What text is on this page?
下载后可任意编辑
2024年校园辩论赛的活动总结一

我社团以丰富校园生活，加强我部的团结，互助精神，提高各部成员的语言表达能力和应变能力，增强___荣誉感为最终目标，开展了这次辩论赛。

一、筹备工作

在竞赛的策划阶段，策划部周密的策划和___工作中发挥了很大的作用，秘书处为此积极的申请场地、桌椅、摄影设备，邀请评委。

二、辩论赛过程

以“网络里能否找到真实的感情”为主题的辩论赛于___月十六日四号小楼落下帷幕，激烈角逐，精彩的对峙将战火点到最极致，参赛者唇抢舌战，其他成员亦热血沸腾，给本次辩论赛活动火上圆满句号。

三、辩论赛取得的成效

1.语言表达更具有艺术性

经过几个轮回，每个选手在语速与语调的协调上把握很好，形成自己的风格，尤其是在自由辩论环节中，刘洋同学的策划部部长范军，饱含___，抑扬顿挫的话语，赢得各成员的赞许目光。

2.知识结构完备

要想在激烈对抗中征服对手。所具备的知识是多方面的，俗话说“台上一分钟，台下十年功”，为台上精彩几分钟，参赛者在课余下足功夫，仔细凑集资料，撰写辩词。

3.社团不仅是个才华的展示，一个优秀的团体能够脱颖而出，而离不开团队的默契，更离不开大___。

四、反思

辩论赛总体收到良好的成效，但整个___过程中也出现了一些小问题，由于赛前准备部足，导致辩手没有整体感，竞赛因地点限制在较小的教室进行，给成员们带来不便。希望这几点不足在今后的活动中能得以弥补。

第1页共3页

+ + + + +

Repeat each record exactly. Omit nothing.

* Solution to this task
What text is on this page?
下载后可任意编辑
2024年校园辩论赛的活动总结一

我社团以丰富校园生活，加强我部的团结，互助精神，提高各部成员的语言表达能力和应变能力，增强___荣誉感为最终目标，开展了这次辩论赛。

一、筹备工作

在竞赛的策划阶段，策划部周密的策划和___工作中发挥了很大的作用，秘书处为此积极的申请场地、桌椅、摄影设备，邀请评委。

二、辩论赛过程

以“网络里能否找到真实的感情”为主题的辩论赛于___月十六日四号小楼落下帷幕，激烈角逐，精彩的对峙将战火点到最极致，参赛者唇抢舌战，其他成员亦热血沸腾，给本次辩论赛活动火上圆满句号。

三、辩论赛取得的成效

1.语言表达更具有艺术性

经过几个轮回，每个选手在语速与语调的协调上把握很好，形成自己的风格，尤其是在自由辩论环节中，刘洋同学的策划部部长范军，饱含___，抑扬顿挫的话语，赢得各成员的赞许目光。

2.知识结构完备

要想在激烈对抗中征服对手。所具备的知识是多方面的，俗话说“台上一分钟，台下十年功”，为台上精彩几分钟，参赛者在课余下足功夫，仔细凑集资料，撰写辩词。

3.社团不仅是个才华的展示，一个优秀的团体能够脱颖而出，而离不开团队的默契，更离不开大___。

四、反思

辩论赛总体收到良好的成效，但整个___过程中也出现了一些小问题，由于赛前准备部足，导致辩手没有整体感，竞赛因地点限制在较小的教室进行，给成员们带来不便。希望这几点不足在今后的活动中能得以弥补。

第1页共3页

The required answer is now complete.